start Materials provided

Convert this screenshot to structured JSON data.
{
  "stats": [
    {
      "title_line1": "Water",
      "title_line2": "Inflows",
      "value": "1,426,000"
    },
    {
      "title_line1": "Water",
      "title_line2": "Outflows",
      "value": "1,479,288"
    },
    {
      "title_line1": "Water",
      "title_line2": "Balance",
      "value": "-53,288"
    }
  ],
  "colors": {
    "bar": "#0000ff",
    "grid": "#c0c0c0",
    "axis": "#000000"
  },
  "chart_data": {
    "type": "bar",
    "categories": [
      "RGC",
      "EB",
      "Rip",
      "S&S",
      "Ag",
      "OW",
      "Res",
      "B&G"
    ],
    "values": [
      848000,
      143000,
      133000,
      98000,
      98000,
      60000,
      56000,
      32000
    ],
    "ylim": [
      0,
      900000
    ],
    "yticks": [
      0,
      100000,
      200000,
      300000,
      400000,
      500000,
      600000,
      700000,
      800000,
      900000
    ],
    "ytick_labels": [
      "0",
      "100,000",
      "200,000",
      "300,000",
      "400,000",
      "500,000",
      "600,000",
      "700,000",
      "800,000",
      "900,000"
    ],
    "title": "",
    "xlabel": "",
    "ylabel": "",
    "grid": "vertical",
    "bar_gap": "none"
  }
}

end Materials provided

- **Aim**: Every record above needs to be repeated word for word.

- **The solution**:
Convert this screenshot to structured JSON data.
{
  "stats": [
    {
      "title_line1": "Water",
      "title_line2": "Inflows",
      "value": "1,426,000"
    },
    {
      "title_line1": "Water",
      "title_line2": "Outflows",
      "value": "1,479,288"
    },
    {
      "title_line1": "Water",
      "title_line2": "Balance",
      "value": "-53,288"
    }
  ],
  "colors": {
    "bar": "#0000ff",
    "grid": "#c0c0c0",
    "axis": "#000000"
  },
  "chart_data": {
    "type": "bar",
    "categories": [
      "RGC",
      "EB",
      "Rip",
      "S&S",
      "Ag",
      "OW",
      "Res",
      "B&G"
    ],
    "values": [
      848000,
      143000,
      133000,
      98000,
      98000,
      60000,
      56000,
      32000
    ],
    "ylim": [
      0,
      900000
    ],
    "yticks": [
      0,
      100000,
      200000,
      300000,
      400000,
      500000,
      600000,
      700000,
      800000,
      900000
    ],
    "ytick_labels": [
      "0",
      "100,000",
      "200,000",
      "300,000",
      "400,000",
      "500,000",
      "600,000",
      "700,000",
      "800,000",
      "900,000"
    ],
    "title": "",
    "xlabel": "",
    "ylabel": "",
    "grid": "vertical",
    "bar_gap": "none"
  }
}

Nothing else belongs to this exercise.